Passage provided:

━━━━

On Melancholy

LittleTalbot-5

I can barely conceive of a type of beauty in which there is no melancholy.
-Baudelaire
I stumbled on an article yesterday, entitled “The Benefits of a Blue Period.”  In short, the article posited that periods of melancholy in our lives allow us to more greatly appreciate periods of happiness.  I read the article with great curiosity and enthusiasm, as I wholeheartedly agreed with the hypothesis.  One of my favorite professors at Wake Forest, Eric Wilson, wrote a book to this end entitled Against Happiness: In Praise of Melancholy.  It is a brilliant little book, and I have read my copy multiple times.
Professor Wilson taught me to love Blake, and Wordsworth, and Shelley, and especially Keats, who wrote a beautiful poem entitled Ode on Melancholy, where he observed that pleasure and melancholy are two sides of the same coin (Keats’ metaphors are, of course, far more elegant); one cannot fully appreciate the prior without having first experienced the latter.  A rose is beautiful because it must die, because it is, at its core, ephemeral, as life itself is.

━━━━

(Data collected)
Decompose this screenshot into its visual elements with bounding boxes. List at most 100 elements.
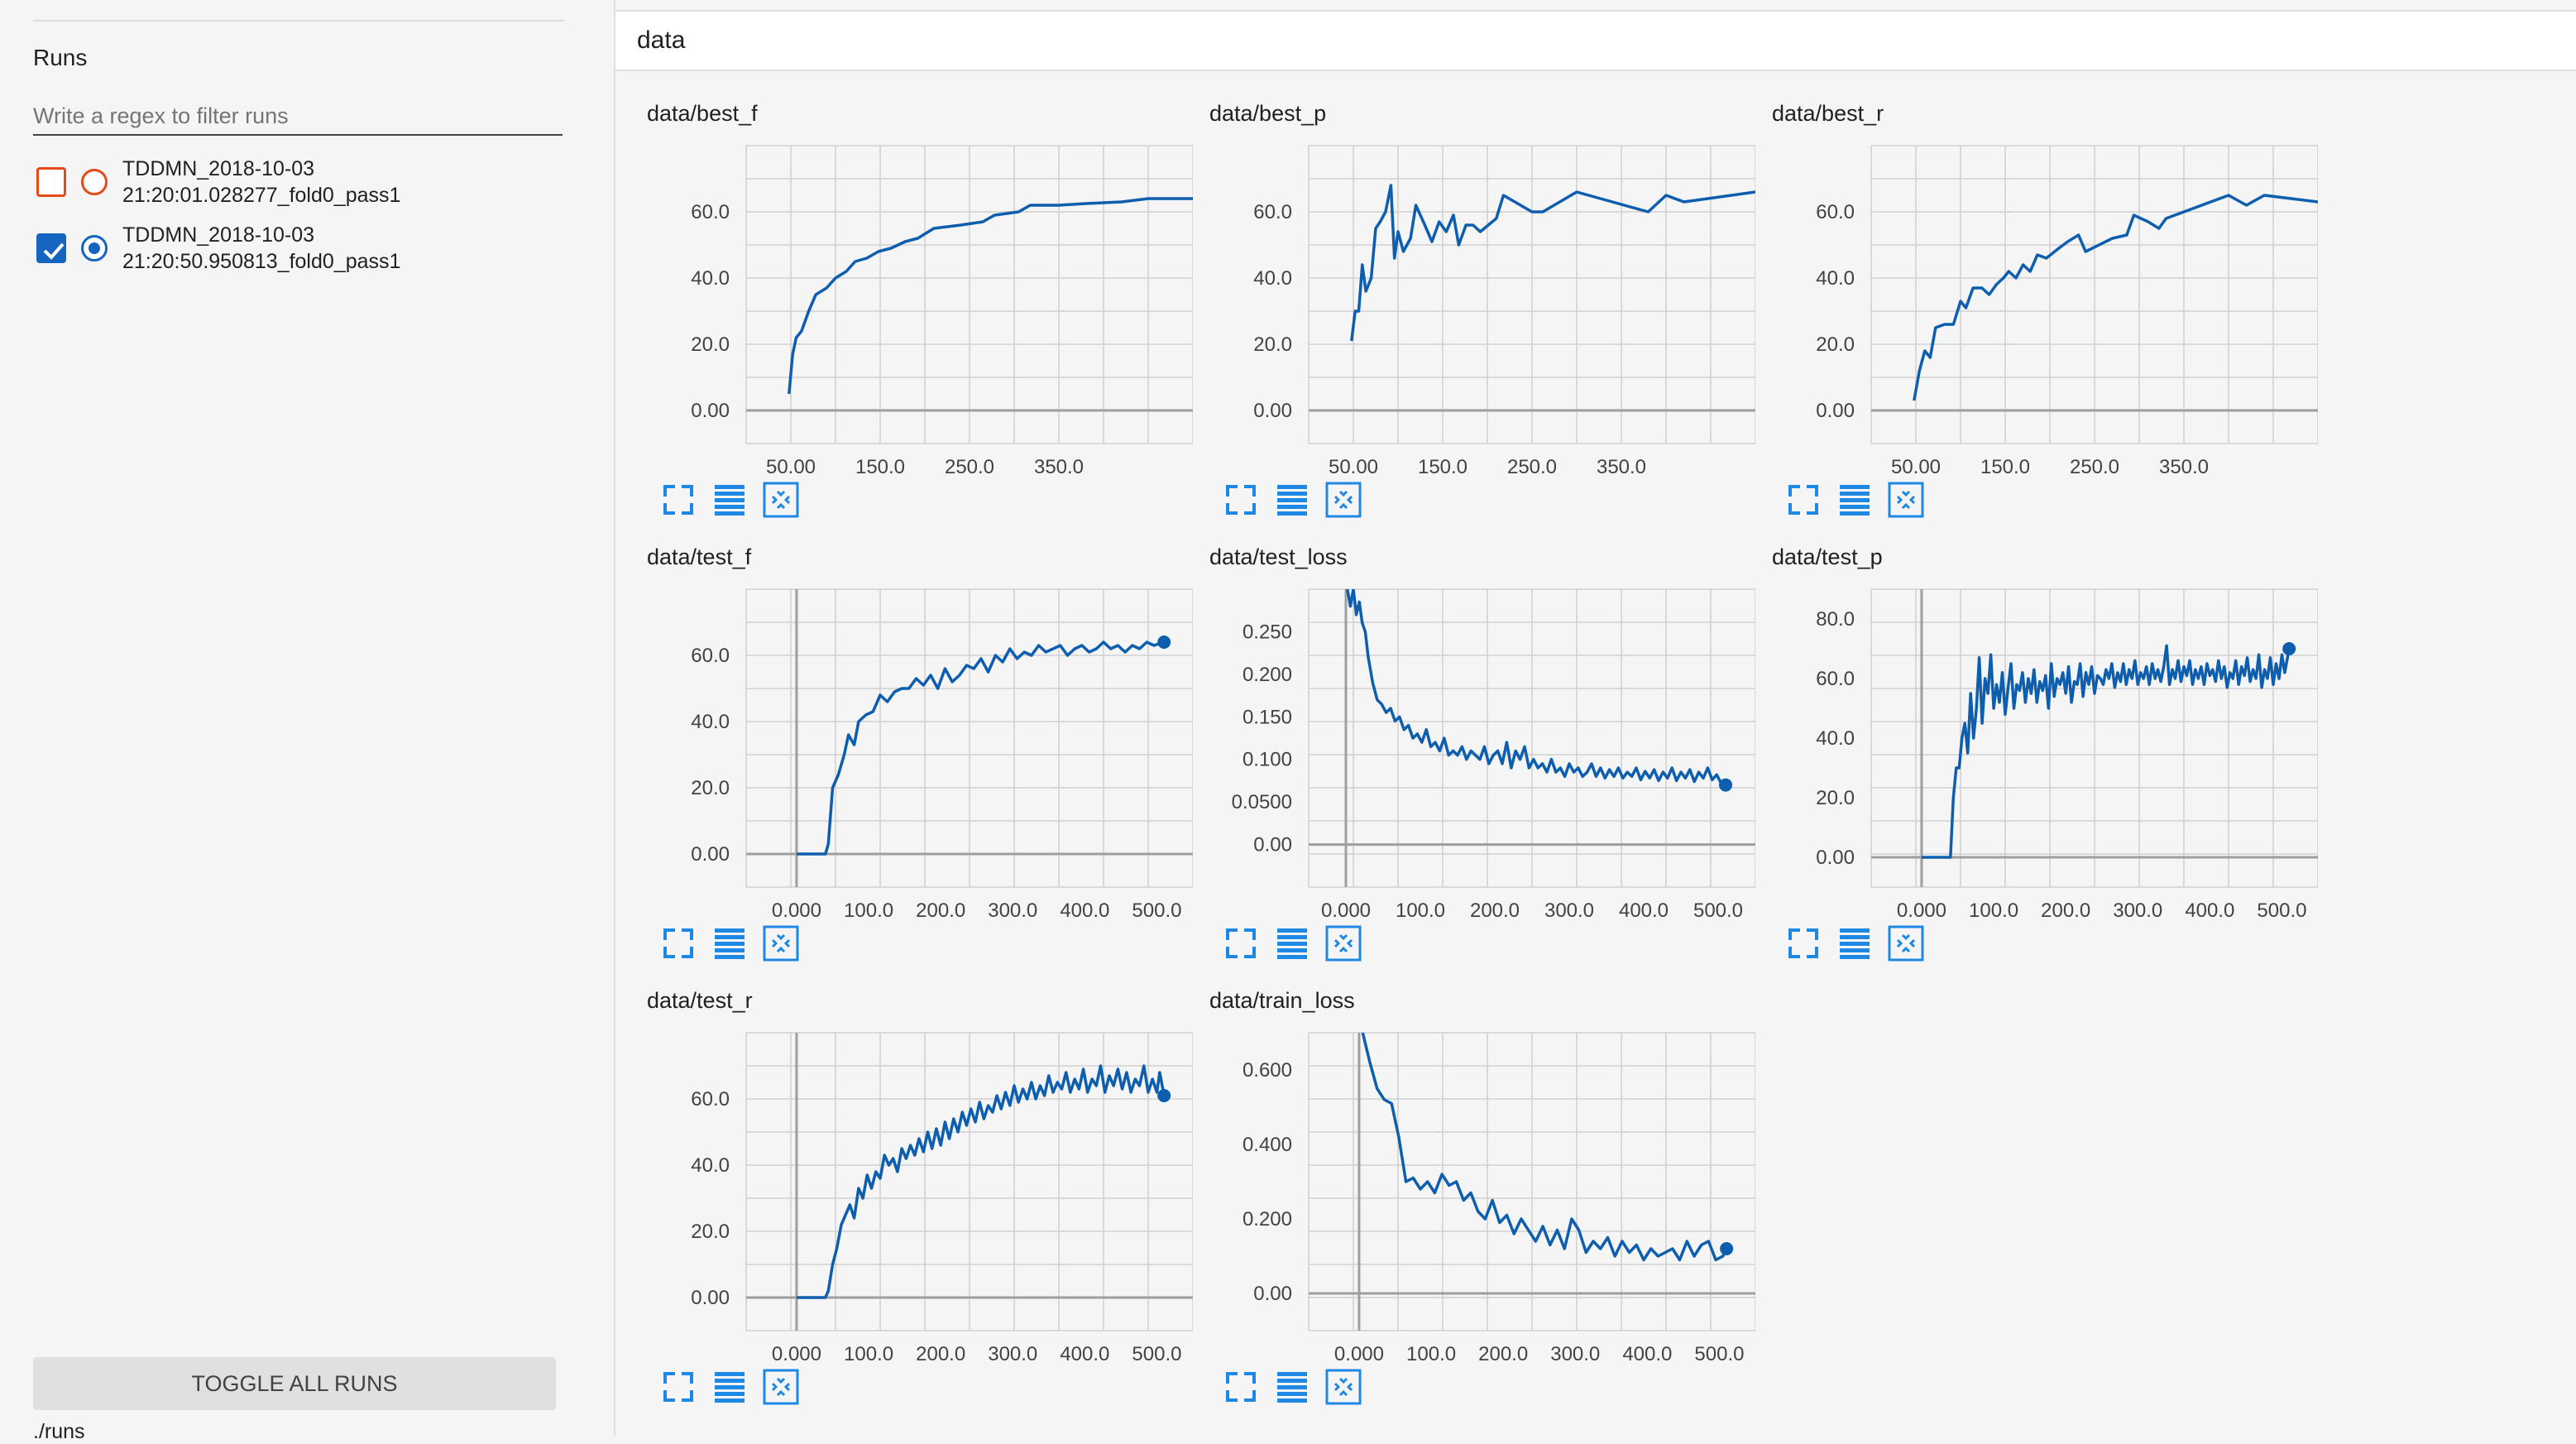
x-tick-label: 100.0: [1969, 900, 2018, 919]
chart-card: data/test_p 0.000 100.0 200.0 300.0 400.0 500…: [1772, 544, 2318, 976]
fullscreen-icon[interactable]: [1784, 480, 1823, 520]
chart-title: data/train_loss: [1209, 988, 1355, 1013]
toggle-all-runs-button[interactable]: TOGGLE ALL RUNS: [33, 1357, 556, 1410]
list-icon[interactable]: [1835, 923, 1875, 963]
fit-domain-icon[interactable]: [1324, 1367, 1363, 1407]
x-tick-label: 500.0: [1132, 900, 1181, 919]
y-tick-label: 0.200: [1243, 664, 1292, 686]
chart-title: data/test_r: [647, 988, 753, 1013]
y-tick-label: 40.0: [1253, 267, 1292, 290]
y-tick-label: 40.0: [1816, 267, 1855, 290]
list-icon[interactable]: [710, 923, 749, 963]
chart-toolbar: [1784, 923, 1949, 963]
chart-toolbar: [1221, 480, 1386, 520]
run-radio[interactable]: [81, 235, 108, 261]
run-radio[interactable]: [81, 169, 108, 195]
x-tick-label: 150.0: [1980, 456, 2030, 475]
x-tick-label: 0.000: [1334, 1343, 1384, 1362]
line-chart: 0.000 100.0 200.0 300.0 400.0 500.0 0.00 0.0500…: [1232, 588, 1755, 919]
y-tick-label: 0.00: [1253, 400, 1292, 422]
x-tick-label: 500.0: [1693, 900, 1743, 919]
run-item[interactable]: TDDMN_2018-10-03 21:20:50.950813_fold0_p…: [36, 218, 566, 288]
run-filter-input[interactable]: [33, 98, 563, 136]
chart-card: data/test_loss 0.000 100.0 200.0 300.0 400.0…: [1209, 544, 1755, 976]
y-tick-label: 60.0: [691, 201, 730, 223]
x-tick-label: 250.0: [2070, 456, 2119, 475]
y-tick-label: 40.0: [691, 1154, 730, 1177]
y-tick-label: 60.0: [1816, 201, 1855, 223]
list-icon[interactable]: [710, 480, 749, 520]
last-point-marker: [1719, 778, 1732, 792]
run-name-line1: TDDMN_2018-10-03: [122, 157, 315, 180]
y-tick-label: 60.0: [691, 1088, 730, 1111]
fit-domain-icon[interactable]: [1886, 923, 1926, 963]
fit-domain-icon[interactable]: [761, 1367, 801, 1407]
y-tick-label: 0.00: [691, 1287, 730, 1309]
x-tick-label: 400.0: [1619, 900, 1669, 919]
x-tick-label: 250.0: [945, 456, 994, 475]
series-line: [797, 640, 1165, 856]
chart-title: data/test_loss: [1209, 544, 1348, 569]
last-point-marker: [1157, 636, 1171, 649]
fullscreen-icon[interactable]: [1784, 923, 1823, 963]
series-line: [1913, 194, 2318, 401]
fit-domain-icon[interactable]: [1886, 480, 1926, 520]
fit-domain-icon[interactable]: [1324, 923, 1363, 963]
run-item[interactable]: TDDMN_2018-10-03 21:20:01.028277_fold0_p…: [36, 152, 566, 222]
x-tick-label: 100.0: [844, 1343, 893, 1362]
x-tick-label: 300.0: [988, 1343, 1037, 1362]
fit-domain-icon[interactable]: [1324, 480, 1363, 520]
runs-title: Runs: [33, 45, 88, 70]
y-tick-label: 0.00: [691, 843, 730, 866]
x-tick-label: 400.0: [2185, 900, 2234, 919]
x-tick-label: 400.0: [1060, 1343, 1109, 1362]
series-line: [1350, 184, 1755, 342]
fit-domain-icon[interactable]: [761, 480, 801, 520]
run-checkbox[interactable]: [36, 233, 66, 263]
list-icon[interactable]: [1272, 480, 1312, 520]
series-line: [1361, 1033, 1728, 1262]
x-tick-label: 150.0: [1418, 456, 1468, 475]
y-tick-label: 20.0: [691, 777, 730, 799]
fullscreen-icon[interactable]: [1221, 480, 1261, 520]
x-tick-label: 250.0: [1507, 456, 1557, 475]
list-icon[interactable]: [1272, 1367, 1312, 1407]
fullscreen-icon[interactable]: [658, 923, 698, 963]
chart-title: data/test_p: [1772, 544, 1883, 569]
fullscreen-icon[interactable]: [1221, 923, 1261, 963]
run-checkbox[interactable]: [36, 167, 66, 197]
chart-card: data/test_r 0.000 100.0 200.0 300.0 400.0 500…: [647, 988, 1193, 1420]
x-tick-label: 200.0: [2041, 900, 2090, 919]
x-tick-label: 400.0: [1060, 900, 1109, 919]
fit-domain-icon[interactable]: [761, 923, 801, 963]
chart-card: data/best_p 50.00 150.0 250.0 350.0 0.00 20.0…: [1209, 101, 1755, 533]
x-tick-label: 300.0: [1550, 1343, 1600, 1362]
y-tick-label: 0.600: [1243, 1059, 1292, 1082]
x-tick-label: 500.0: [1132, 1343, 1181, 1362]
list-icon[interactable]: [1272, 923, 1312, 963]
x-tick-label: 0.000: [1897, 900, 1946, 919]
fullscreen-icon[interactable]: [1221, 1367, 1261, 1407]
line-chart: 50.00 150.0 250.0 350.0 0.00 20.0 40.0 60.0: [1816, 145, 2318, 475]
y-tick-label: 0.150: [1243, 706, 1292, 728]
chart-card: data/best_r 50.00 150.0 250.0 350.0 0.00 20.0…: [1772, 101, 2318, 533]
y-tick-label: 0.250: [1243, 621, 1292, 643]
chart-toolbar: [1784, 480, 1949, 520]
y-tick-label: 0.400: [1243, 1134, 1292, 1156]
chart-toolbar: [658, 923, 824, 963]
fullscreen-icon[interactable]: [658, 480, 698, 520]
fullscreen-icon[interactable]: [658, 1367, 698, 1407]
last-point-marker: [1720, 1242, 1734, 1255]
y-tick-label: 0.0500: [1232, 791, 1292, 813]
check-icon: [43, 242, 65, 260]
y-tick-label: 60.0: [1253, 201, 1292, 223]
list-icon[interactable]: [710, 1367, 749, 1407]
category-header[interactable]: data: [615, 10, 2576, 71]
y-tick-label: 40.0: [691, 711, 730, 733]
main-panel: data data/best_f 50.00 150.0 250.0 350.0 0.0…: [615, 0, 2576, 1437]
y-tick-label: 80.0: [1816, 608, 1855, 631]
x-tick-label: 350.0: [2159, 456, 2209, 475]
y-tick-label: 60.0: [691, 645, 730, 667]
list-icon[interactable]: [1835, 480, 1875, 520]
chart-card: data/train_loss 0.000 100.0 200.0 300.0 400.…: [1209, 988, 1755, 1420]
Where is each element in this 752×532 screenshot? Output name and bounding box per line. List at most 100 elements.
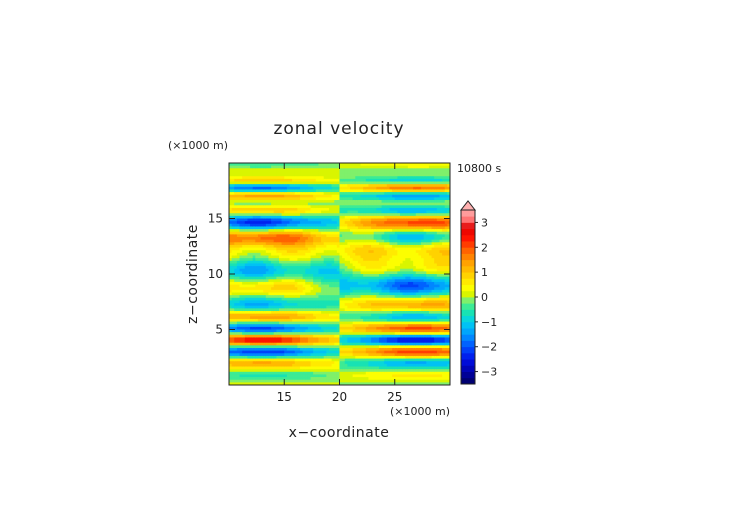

━━━━

What this exercise asks:
[1] According to the essay on melancholy, what is the title of the book Eric Wilson wrote?
[2] Please write the next part of the essay on melancholy, picking up after its final sentence.
The items aren't needed for anything that follows.

Final answers:
[1] Against Happiness: In Praise of Melancholy

[2]
I took this photograph of my son, Kemper, earlier this year at Big Talbot Island State Park, just north of Jacksonville, Florida.  It is not the most elegant composition, but it evoked the memory of sitting in Professor Wilson’s class, engrossed as he discussed the wild Blake, and the addled Shelley, and the elder statesman, Wordsworth.  In 2007, I visited Dove Cottage, Wordsworth’s home, and I personally bore witness to the Lake District’s daffodils he was so fond of as I wandered lonely as a cloud.  I would soon thereafter realize, however, that I had not yet experienced true loneliness and solitude.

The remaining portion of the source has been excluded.